- AIM OF THE EXERCISE: Return all entries word for word, but drop any images.

-- BEGIN TASK INPUTS --

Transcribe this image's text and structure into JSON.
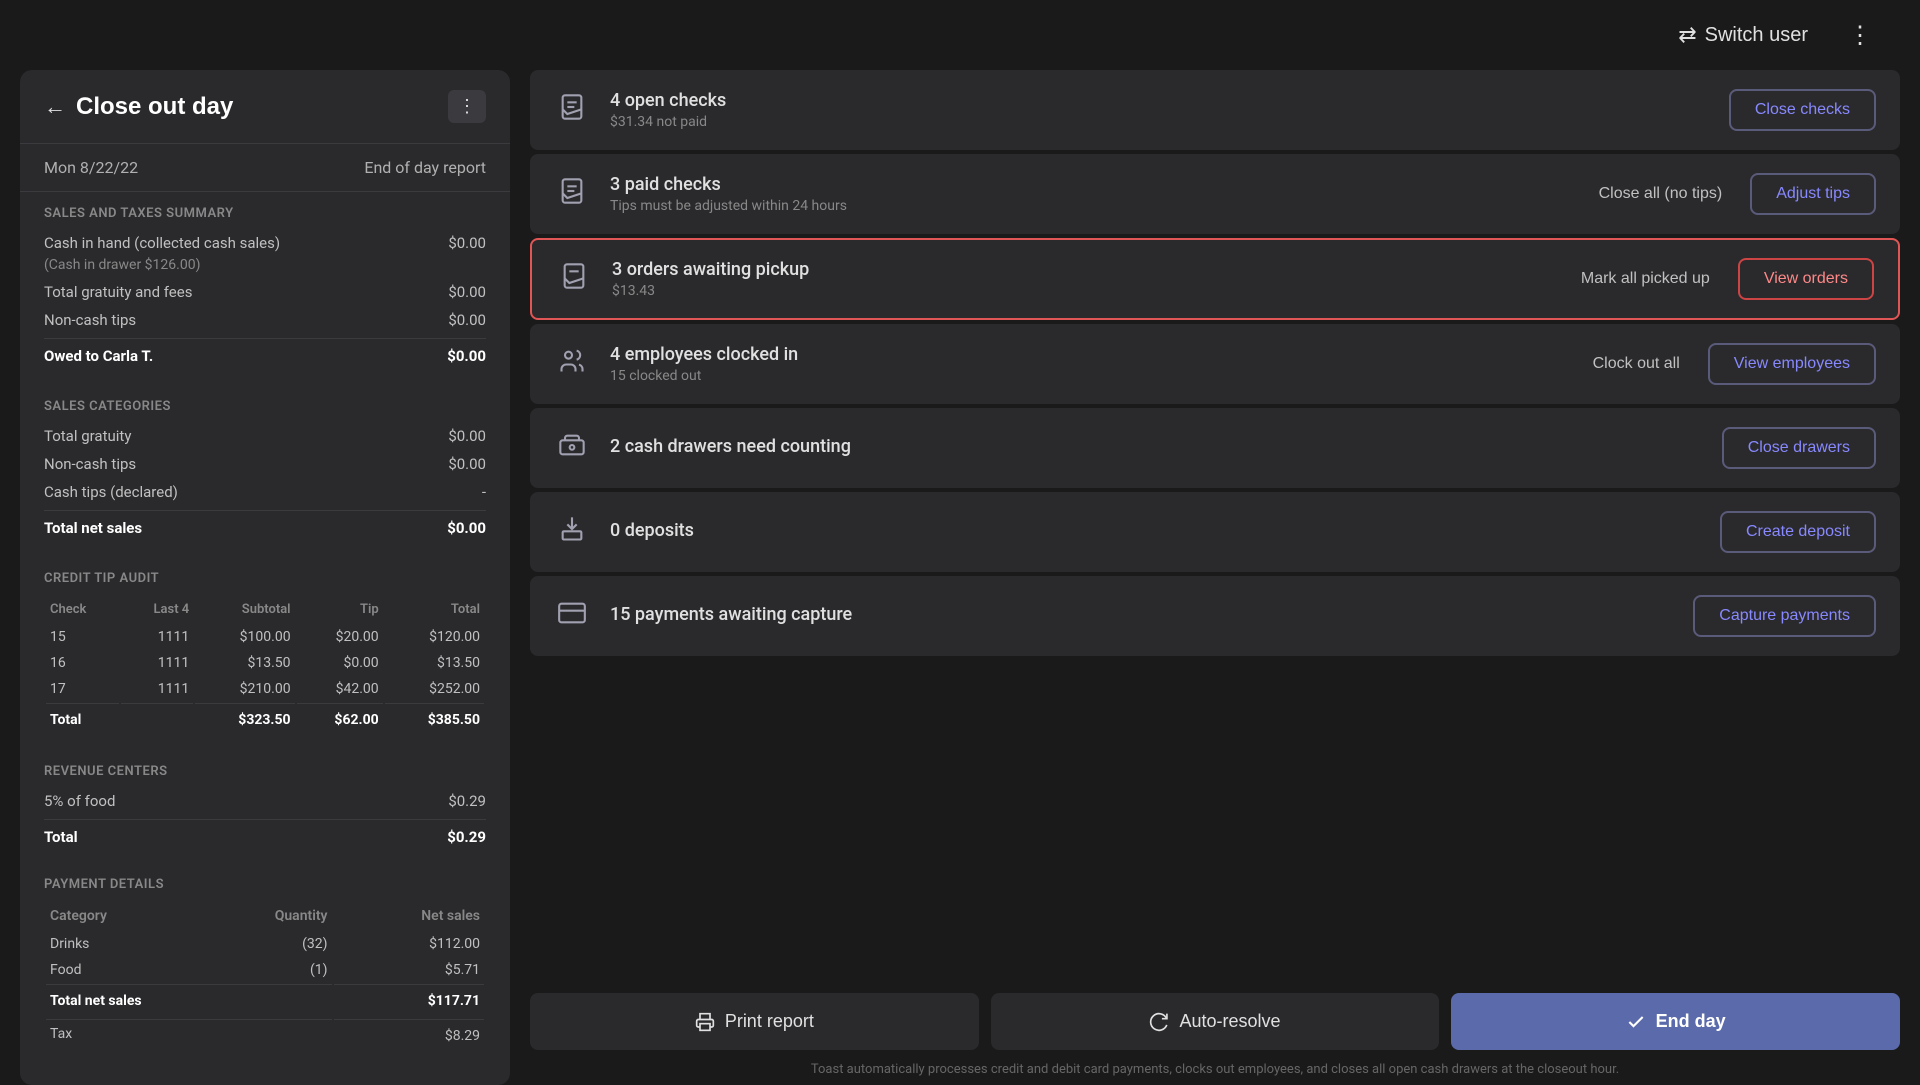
{
  "topbar": {
    "switch_user_label": "Switch user",
    "more_icon": "⋮"
  },
  "left_panel": {
    "back_icon": "←",
    "title": "Close out day",
    "menu_dots": "⋮",
    "date": "Mon 8/22/22",
    "end_of_day_report": "End of day report",
    "sections": {
      "sales_taxes": {
        "header": "SALES AND TAXES SUMMARY",
        "rows": [
          {
            "label": "Cash in hand (collected cash sales)",
            "value": "$0.00"
          },
          {
            "label": "(Cash in drawer $126.00)",
            "value": "",
            "sub": true
          },
          {
            "label": "Total gratuity and fees",
            "value": "$0.00"
          },
          {
            "label": "Non-cash tips",
            "value": "$0.00"
          },
          {
            "label": "Owed to Carla T.",
            "value": "$0.00",
            "bold": true
          }
        ]
      },
      "sales_categories": {
        "header": "SALES CATEGORIES",
        "rows": [
          {
            "label": "Total gratuity",
            "value": "$0.00"
          },
          {
            "label": "Non-cash tips",
            "value": "$0.00"
          },
          {
            "label": "Cash tips (declared)",
            "value": "-"
          },
          {
            "label": "Total net sales",
            "value": "$0.00",
            "bold": true
          }
        ]
      },
      "credit_tip_audit": {
        "header": "CREDIT TIP AUDIT",
        "columns": [
          "Check",
          "Last 4",
          "Subtotal",
          "Tip",
          "Total"
        ],
        "rows": [
          {
            "check": "15",
            "last4": "1111",
            "subtotal": "$100.00",
            "tip": "$20.00",
            "total": "$120.00"
          },
          {
            "check": "16",
            "last4": "1111",
            "subtotal": "$13.50",
            "tip": "$0.00",
            "total": "$13.50"
          },
          {
            "check": "17",
            "last4": "1111",
            "subtotal": "$210.00",
            "tip": "$42.00",
            "total": "$252.00"
          }
        ],
        "total": {
          "label": "Total",
          "subtotal": "$323.50",
          "tip": "$62.00",
          "total": "$385.50"
        }
      },
      "revenue_centers": {
        "header": "REVENUE CENTERS",
        "rows": [
          {
            "label": "5% of food",
            "value": "$0.29"
          }
        ],
        "total": {
          "label": "Total",
          "value": "$0.29"
        }
      },
      "payment_details": {
        "header": "PAYMENT DETAILS",
        "columns": [
          "Category",
          "Quantity",
          "Net sales"
        ],
        "rows": [
          {
            "category": "Drinks",
            "quantity": "(32)",
            "net_sales": "$112.00"
          },
          {
            "category": "Food",
            "quantity": "(1)",
            "net_sales": "$5.71"
          }
        ],
        "total": {
          "label": "Total net sales",
          "value": "$117.71"
        },
        "tax": {
          "label": "Tax",
          "value": "$8.29"
        }
      }
    }
  },
  "right_panel": {
    "items": [
      {
        "id": "open-checks",
        "icon": "receipt",
        "title": "4 open checks",
        "subtitle": "$31.34 not paid",
        "buttons": [
          {
            "id": "close-checks-btn",
            "label": "Close checks",
            "style": "outline",
            "highlighted": false
          }
        ],
        "highlighted": false
      },
      {
        "id": "paid-checks",
        "icon": "receipt",
        "title": "3 paid checks",
        "subtitle": "Tips must be adjusted within 24 hours",
        "buttons": [
          {
            "id": "close-all-no-tips-btn",
            "label": "Close all (no tips)",
            "style": "ghost"
          },
          {
            "id": "adjust-tips-btn",
            "label": "Adjust tips",
            "style": "outline"
          }
        ],
        "highlighted": false
      },
      {
        "id": "orders-awaiting",
        "icon": "receipt",
        "title": "3 orders awaiting pickup",
        "subtitle": "$13.43",
        "buttons": [
          {
            "id": "mark-all-picked-btn",
            "label": "Mark all picked up",
            "style": "ghost"
          },
          {
            "id": "view-orders-btn",
            "label": "View orders",
            "style": "outline"
          }
        ],
        "highlighted": true
      },
      {
        "id": "employees-clocked",
        "icon": "people",
        "title": "4 employees clocked in",
        "subtitle": "15 clocked out",
        "buttons": [
          {
            "id": "clock-out-all-btn",
            "label": "Clock out all",
            "style": "ghost"
          },
          {
            "id": "view-employees-btn",
            "label": "View employees",
            "style": "outline"
          }
        ],
        "highlighted": false
      },
      {
        "id": "cash-drawers",
        "icon": "cash",
        "title": "2 cash drawers need counting",
        "subtitle": "",
        "buttons": [
          {
            "id": "close-drawers-btn",
            "label": "Close drawers",
            "style": "outline"
          }
        ],
        "highlighted": false
      },
      {
        "id": "deposits",
        "icon": "deposit",
        "title": "0 deposits",
        "subtitle": "",
        "buttons": [
          {
            "id": "create-deposit-btn",
            "label": "Create deposit",
            "style": "outline"
          }
        ],
        "highlighted": false
      },
      {
        "id": "payments-capture",
        "icon": "card",
        "title": "15 payments awaiting capture",
        "subtitle": "",
        "buttons": [
          {
            "id": "capture-payments-btn",
            "label": "Capture payments",
            "style": "outline"
          }
        ],
        "highlighted": false
      }
    ],
    "bottom_buttons": {
      "print_report": "Print report",
      "auto_resolve": "Auto-resolve",
      "end_day": "End day"
    },
    "bottom_note": "Toast automatically processes credit and debit card payments, clocks out employees, and closes all open cash drawers at the closeout hour."
  }
}
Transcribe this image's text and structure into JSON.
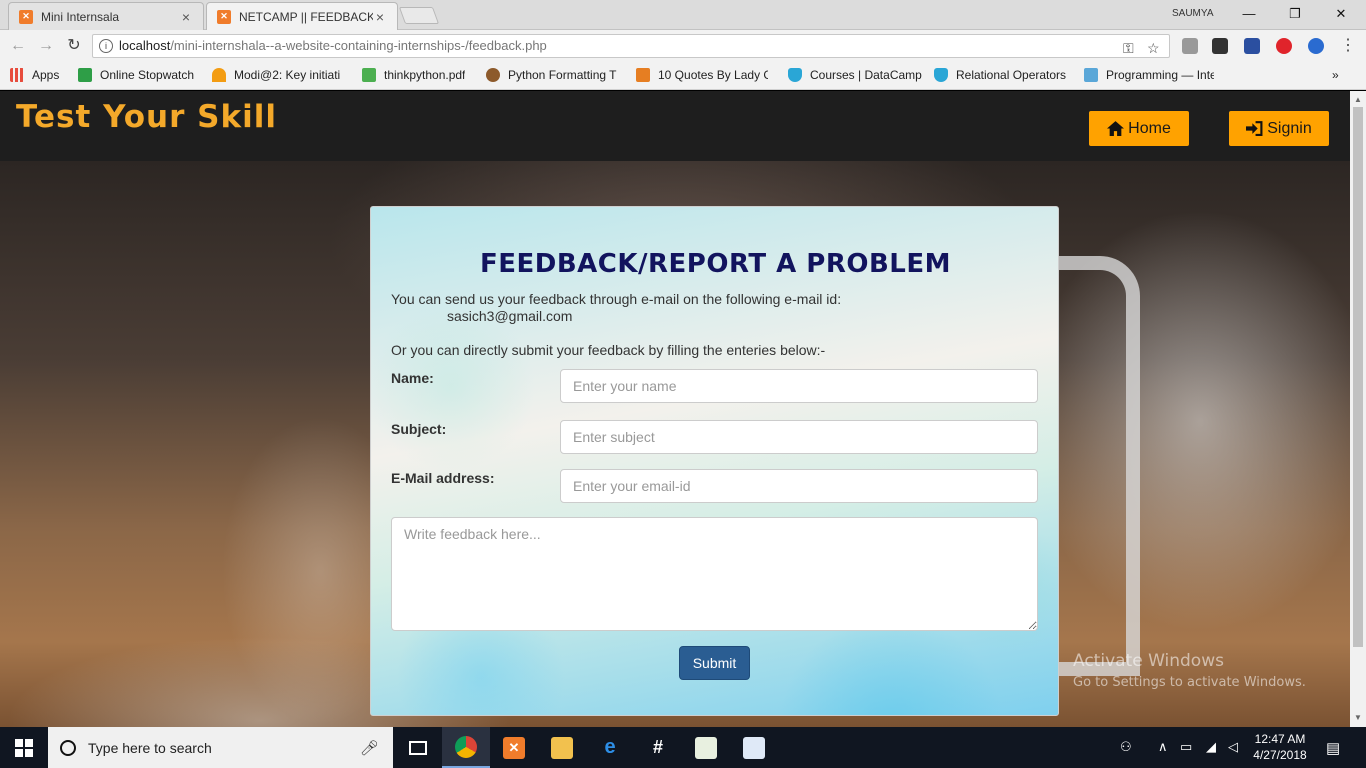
{
  "browser": {
    "tabs": [
      {
        "title": "Mini Internsala",
        "active": false
      },
      {
        "title": "NETCAMP || FEEDBACK",
        "active": true
      }
    ],
    "user": "SAUMYA",
    "url_host": "localhost",
    "url_path": "/mini-internshala--a-website-containing-internships-/feedback.php",
    "bookmarks": [
      {
        "label": "Apps",
        "color": "#e74c3c"
      },
      {
        "label": "Online Stopwatch",
        "color": "#2e9e47"
      },
      {
        "label": "Modi@2: Key initiati",
        "color": "#f39c12"
      },
      {
        "label": "thinkpython.pdf",
        "color": "#4caf50"
      },
      {
        "label": "Python Formatting T",
        "color": "#8d5a2b"
      },
      {
        "label": "10 Quotes By Lady G",
        "color": "#e67e22"
      },
      {
        "label": "Courses | DataCamp",
        "color": "#2aa6d6"
      },
      {
        "label": "Relational Operators",
        "color": "#2aa6d6"
      },
      {
        "label": "Programming — Inte",
        "color": "#5aa7d8"
      }
    ],
    "more": "»"
  },
  "navbar": {
    "brand": "Test Your Skill",
    "home": "Home",
    "signin": "Signin"
  },
  "feedback": {
    "title": "FEEDBACK/REPORT A PROBLEM",
    "intro": "You can send us your feedback through e-mail on the following e-mail id:",
    "email": "sasich3@gmail.com",
    "or_text": "Or you can directly submit your feedback by filling the enteries below:-",
    "name_label": "Name:",
    "name_placeholder": "Enter your name",
    "subject_label": "Subject:",
    "subject_placeholder": "Enter subject",
    "email_label": "E-Mail address:",
    "email_placeholder": "Enter your email-id",
    "feedback_placeholder": "Write feedback here...",
    "submit": "Submit"
  },
  "watermark": {
    "line1": "Activate Windows",
    "line2": "Go to Settings to activate Windows."
  },
  "taskbar": {
    "search_placeholder": "Type here to search",
    "time": "12:47 AM",
    "date": "4/27/2018"
  }
}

-- END TASK INPUTS --

- FINISHED TASK:
Transcribe this image's text and structure into JSON.
{
  "topbar": {
    "switch_user_label": "Switch user",
    "more_icon": "⋮"
  },
  "left_panel": {
    "back_icon": "←",
    "title": "Close out day",
    "menu_dots": "⋮",
    "date": "Mon 8/22/22",
    "end_of_day_report": "End of day report",
    "sections": {
      "sales_taxes": {
        "header": "SALES AND TAXES SUMMARY",
        "rows": [
          {
            "label": "Cash in hand (collected cash sales)",
            "value": "$0.00"
          },
          {
            "label": "(Cash in drawer $126.00)",
            "value": "",
            "sub": true
          },
          {
            "label": "Total gratuity and fees",
            "value": "$0.00"
          },
          {
            "label": "Non-cash tips",
            "value": "$0.00"
          },
          {
            "label": "Owed to Carla T.",
            "value": "$0.00",
            "bold": true
          }
        ]
      },
      "sales_categories": {
        "header": "SALES CATEGORIES",
        "rows": [
          {
            "label": "Total gratuity",
            "value": "$0.00"
          },
          {
            "label": "Non-cash tips",
            "value": "$0.00"
          },
          {
            "label": "Cash tips (declared)",
            "value": "-"
          },
          {
            "label": "Total net sales",
            "value": "$0.00",
            "bold": true
          }
        ]
      },
      "credit_tip_audit": {
        "header": "CREDIT TIP AUDIT",
        "columns": [
          "Check",
          "Last 4",
          "Subtotal",
          "Tip",
          "Total"
        ],
        "rows": [
          {
            "check": "15",
            "last4": "1111",
            "subtotal": "$100.00",
            "tip": "$20.00",
            "total": "$120.00"
          },
          {
            "check": "16",
            "last4": "1111",
            "subtotal": "$13.50",
            "tip": "$0.00",
            "total": "$13.50"
          },
          {
            "check": "17",
            "last4": "1111",
            "subtotal": "$210.00",
            "tip": "$42.00",
            "total": "$252.00"
          }
        ],
        "total": {
          "label": "Total",
          "subtotal": "$323.50",
          "tip": "$62.00",
          "total": "$385.50"
        }
      },
      "revenue_centers": {
        "header": "REVENUE CENTERS",
        "rows": [
          {
            "label": "5% of food",
            "value": "$0.29"
          }
        ],
        "total": {
          "label": "Total",
          "value": "$0.29"
        }
      },
      "payment_details": {
        "header": "PAYMENT DETAILS",
        "columns": [
          "Category",
          "Quantity",
          "Net sales"
        ],
        "rows": [
          {
            "category": "Drinks",
            "quantity": "(32)",
            "net_sales": "$112.00"
          },
          {
            "category": "Food",
            "quantity": "(1)",
            "net_sales": "$5.71"
          }
        ],
        "total": {
          "label": "Total net sales",
          "value": "$117.71"
        },
        "tax": {
          "label": "Tax",
          "value": "$8.29"
        }
      }
    }
  },
  "right_panel": {
    "items": [
      {
        "id": "open-checks",
        "icon": "receipt",
        "title": "4 open checks",
        "subtitle": "$31.34 not paid",
        "buttons": [
          {
            "id": "close-checks-btn",
            "label": "Close checks",
            "style": "outline",
            "highlighted": false
          }
        ],
        "highlighted": false
      },
      {
        "id": "paid-checks",
        "icon": "receipt",
        "title": "3 paid checks",
        "subtitle": "Tips must be adjusted within 24 hours",
        "buttons": [
          {
            "id": "close-all-no-tips-btn",
            "label": "Close all (no tips)",
            "style": "ghost"
          },
          {
            "id": "adjust-tips-btn",
            "label": "Adjust tips",
            "style": "outline"
          }
        ],
        "highlighted": false
      },
      {
        "id": "orders-awaiting",
        "icon": "receipt",
        "title": "3 orders awaiting pickup",
        "subtitle": "$13.43",
        "buttons": [
          {
            "id": "mark-all-picked-btn",
            "label": "Mark all picked up",
            "style": "ghost"
          },
          {
            "id": "view-orders-btn",
            "label": "View orders",
            "style": "outline"
          }
        ],
        "highlighted": true
      },
      {
        "id": "employees-clocked",
        "icon": "people",
        "title": "4 employees clocked in",
        "subtitle": "15 clocked out",
        "buttons": [
          {
            "id": "clock-out-all-btn",
            "label": "Clock out all",
            "style": "ghost"
          },
          {
            "id": "view-employees-btn",
            "label": "View employees",
            "style": "outline"
          }
        ],
        "highlighted": false
      },
      {
        "id": "cash-drawers",
        "icon": "cash",
        "title": "2 cash drawers need counting",
        "subtitle": "",
        "buttons": [
          {
            "id": "close-drawers-btn",
            "label": "Close drawers",
            "style": "outline"
          }
        ],
        "highlighted": false
      },
      {
        "id": "deposits",
        "icon": "deposit",
        "title": "0 deposits",
        "subtitle": "",
        "buttons": [
          {
            "id": "create-deposit-btn",
            "label": "Create deposit",
            "style": "outline"
          }
        ],
        "highlighted": false
      },
      {
        "id": "payments-capture",
        "icon": "card",
        "title": "15 payments awaiting capture",
        "subtitle": "",
        "buttons": [
          {
            "id": "capture-payments-btn",
            "label": "Capture payments",
            "style": "outline"
          }
        ],
        "highlighted": false
      }
    ],
    "bottom_buttons": {
      "print_report": "Print report",
      "auto_resolve": "Auto-resolve",
      "end_day": "End day"
    },
    "bottom_note": "Toast automatically processes credit and debit card payments, clocks out employees, and closes all open cash drawers at the closeout hour."
  }
}
Transcribe this image's text and structure into JSON.
{
  "browser": {
    "tabs": [
      {
        "title": "Mini Internsala",
        "active": false
      },
      {
        "title": "NETCAMP || FEEDBACK",
        "active": true
      }
    ],
    "user": "SAUMYA",
    "url_host": "localhost",
    "url_path": "/mini-internshala--a-website-containing-internships-/feedback.php",
    "bookmarks": [
      {
        "label": "Apps",
        "color": "#e74c3c"
      },
      {
        "label": "Online Stopwatch",
        "color": "#2e9e47"
      },
      {
        "label": "Modi@2: Key initiati",
        "color": "#f39c12"
      },
      {
        "label": "thinkpython.pdf",
        "color": "#4caf50"
      },
      {
        "label": "Python Formatting T",
        "color": "#8d5a2b"
      },
      {
        "label": "10 Quotes By Lady G",
        "color": "#e67e22"
      },
      {
        "label": "Courses | DataCamp",
        "color": "#2aa6d6"
      },
      {
        "label": "Relational Operators",
        "color": "#2aa6d6"
      },
      {
        "label": "Programming — Inte",
        "color": "#5aa7d8"
      }
    ],
    "more": "»"
  },
  "navbar": {
    "brand": "Test Your Skill",
    "home": "Home",
    "signin": "Signin"
  },
  "feedback": {
    "title": "FEEDBACK/REPORT A PROBLEM",
    "intro": "You can send us your feedback through e-mail on the following e-mail id:",
    "email": "sasich3@gmail.com",
    "or_text": "Or you can directly submit your feedback by filling the enteries below:-",
    "name_label": "Name:",
    "name_placeholder": "Enter your name",
    "subject_label": "Subject:",
    "subject_placeholder": "Enter subject",
    "email_label": "E-Mail address:",
    "email_placeholder": "Enter your email-id",
    "feedback_placeholder": "Write feedback here...",
    "submit": "Submit"
  },
  "watermark": {
    "line1": "Activate Windows",
    "line2": "Go to Settings to activate Windows."
  },
  "taskbar": {
    "search_placeholder": "Type here to search",
    "time": "12:47 AM",
    "date": "4/27/2018"
  }
}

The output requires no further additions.